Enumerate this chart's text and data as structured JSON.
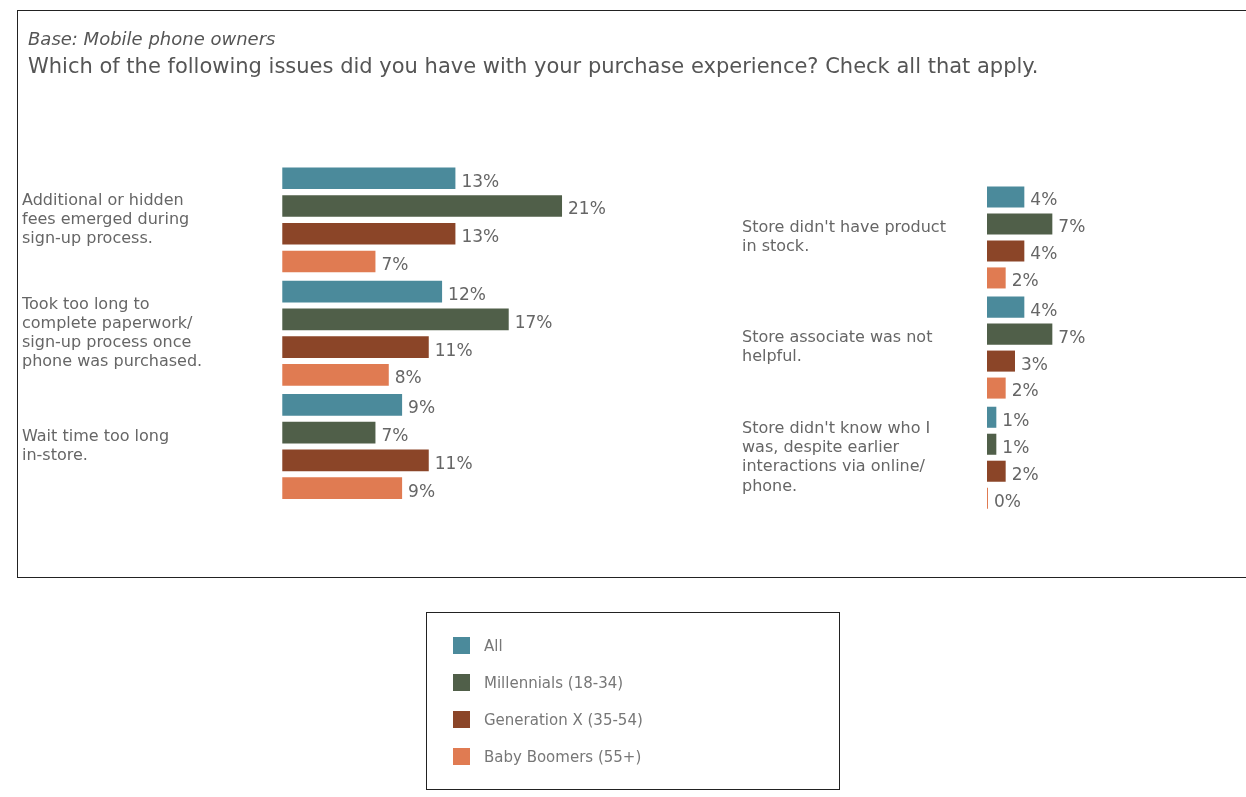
{
  "chart_data": [
    {
      "type": "bar",
      "orientation": "horizontal",
      "subtitle": "Base: Mobile phone owners",
      "title": "Which of the following issues did you have with your purchase experience? Check all that apply.",
      "categories": [
        "Additional or hidden fees emerged during sign-up process.",
        "Took too long to complete paperwork/ sign-up process once phone was purchased.",
        "Wait time too long in-store."
      ],
      "legend": "bottom",
      "tick_labels": "y",
      "grid": false,
      "series": [
        {
          "name": "All",
          "color": "#4b8a9b",
          "values": [
            13,
            12,
            9
          ],
          "value_labels": [
            "13%",
            "12%",
            "9%"
          ]
        },
        {
          "name": "Millennials (18-34)",
          "color": "#505f49",
          "values": [
            21,
            17,
            7
          ],
          "value_labels": [
            "21%",
            "17%",
            "7%"
          ]
        },
        {
          "name": "Generation X (35-54)",
          "color": "#8b4528",
          "values": [
            13,
            11,
            11
          ],
          "value_labels": [
            "13%",
            "11%",
            "11%"
          ]
        },
        {
          "name": "Baby Boomers (55+)",
          "color": "#e07b52",
          "values": [
            7,
            8,
            9
          ],
          "value_labels": [
            "7%",
            "8%",
            "9%"
          ]
        }
      ]
    },
    {
      "type": "bar",
      "orientation": "horizontal",
      "categories": [
        "Store didn't have product in stock.",
        "Store associate was not helpful.",
        "Store didn't know who I was, despite earlier interactions via online/ phone."
      ],
      "tick_labels": "y",
      "grid": false,
      "series": [
        {
          "color": "#4b8a9b",
          "values": [
            4,
            4,
            1
          ],
          "value_labels": [
            "4%",
            "4%",
            "1%"
          ]
        },
        {
          "color": "#505f49",
          "values": [
            7,
            7,
            1
          ],
          "value_labels": [
            "7%",
            "7%",
            "1%"
          ]
        },
        {
          "color": "#8b4528",
          "values": [
            4,
            3,
            2
          ],
          "value_labels": [
            "4%",
            "3%",
            "2%"
          ]
        },
        {
          "color": "#e07b52",
          "values": [
            2,
            2,
            0
          ],
          "value_labels": [
            "2%",
            "2%",
            "0%"
          ]
        }
      ]
    }
  ]
}
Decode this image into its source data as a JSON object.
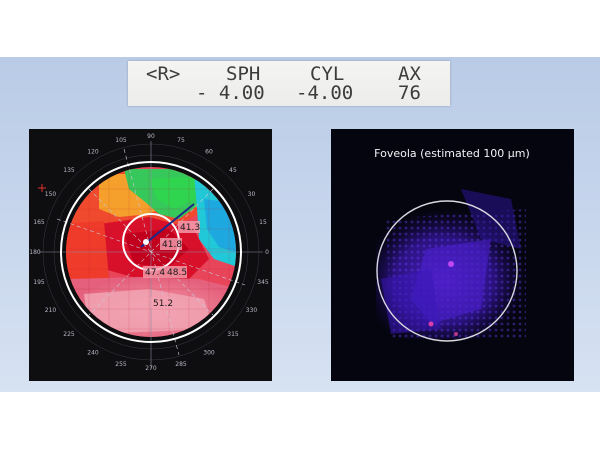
{
  "prescription": {
    "eye": "<R>",
    "headers": [
      "SPH",
      "CYL",
      "AX"
    ],
    "values": [
      "- 4.00",
      "-4.00",
      "76"
    ]
  },
  "topography": {
    "angle_labels": [
      "0",
      "15",
      "30",
      "45",
      "60",
      "75",
      "90",
      "105",
      "120",
      "135",
      "150",
      "165",
      "180",
      "195",
      "210",
      "225",
      "240",
      "255",
      "270",
      "285",
      "300",
      "315",
      "330",
      "345"
    ],
    "readings": [
      "41.3",
      "41.8",
      "47.4",
      "48.5",
      "51.2"
    ]
  },
  "foveola_image": {
    "caption": "Foveola (estimated 100 µm)"
  },
  "colors": {
    "background_band": "#c6d5ec",
    "ring": "#ffffff",
    "foveola_ring": "#d8d8e0"
  }
}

**Exercise:** Without the pictures, print the whole listing exactly as given.

**Output for this task:**
Enumerate this chart's text and data as structured JSON.
{
  "chart_data": [
    {
      "type": "bar",
      "orientation": "horizontal",
      "subtitle": "Base: Mobile phone owners",
      "title": "Which of the following issues did you have with your purchase experience? Check all that apply.",
      "categories": [
        "Additional or hidden fees emerged during sign-up process.",
        "Took too long to complete paperwork/ sign-up process once phone was purchased.",
        "Wait time too long in-store."
      ],
      "legend": "bottom",
      "tick_labels": "y",
      "grid": false,
      "series": [
        {
          "name": "All",
          "color": "#4b8a9b",
          "values": [
            13,
            12,
            9
          ],
          "value_labels": [
            "13%",
            "12%",
            "9%"
          ]
        },
        {
          "name": "Millennials (18-34)",
          "color": "#505f49",
          "values": [
            21,
            17,
            7
          ],
          "value_labels": [
            "21%",
            "17%",
            "7%"
          ]
        },
        {
          "name": "Generation X (35-54)",
          "color": "#8b4528",
          "values": [
            13,
            11,
            11
          ],
          "value_labels": [
            "13%",
            "11%",
            "11%"
          ]
        },
        {
          "name": "Baby Boomers (55+)",
          "color": "#e07b52",
          "values": [
            7,
            8,
            9
          ],
          "value_labels": [
            "7%",
            "8%",
            "9%"
          ]
        }
      ]
    },
    {
      "type": "bar",
      "orientation": "horizontal",
      "categories": [
        "Store didn't have product in stock.",
        "Store associate was not helpful.",
        "Store didn't know who I was, despite earlier interactions via online/ phone."
      ],
      "tick_labels": "y",
      "grid": false,
      "series": [
        {
          "color": "#4b8a9b",
          "values": [
            4,
            4,
            1
          ],
          "value_labels": [
            "4%",
            "4%",
            "1%"
          ]
        },
        {
          "color": "#505f49",
          "values": [
            7,
            7,
            1
          ],
          "value_labels": [
            "7%",
            "7%",
            "1%"
          ]
        },
        {
          "color": "#8b4528",
          "values": [
            4,
            3,
            2
          ],
          "value_labels": [
            "4%",
            "3%",
            "2%"
          ]
        },
        {
          "color": "#e07b52",
          "values": [
            2,
            2,
            0
          ],
          "value_labels": [
            "2%",
            "2%",
            "0%"
          ]
        }
      ]
    }
  ]
}
Decode this image into its source data as a JSON object.
{
  "prescription": {
    "eye": "<R>",
    "headers": [
      "SPH",
      "CYL",
      "AX"
    ],
    "values": [
      "- 4.00",
      "-4.00",
      "76"
    ]
  },
  "topography": {
    "angle_labels": [
      "0",
      "15",
      "30",
      "45",
      "60",
      "75",
      "90",
      "105",
      "120",
      "135",
      "150",
      "165",
      "180",
      "195",
      "210",
      "225",
      "240",
      "255",
      "270",
      "285",
      "300",
      "315",
      "330",
      "345"
    ],
    "readings": [
      "41.3",
      "41.8",
      "47.4",
      "48.5",
      "51.2"
    ]
  },
  "foveola_image": {
    "caption": "Foveola (estimated 100 µm)"
  },
  "colors": {
    "background_band": "#c6d5ec",
    "ring": "#ffffff",
    "foveola_ring": "#d8d8e0"
  }
}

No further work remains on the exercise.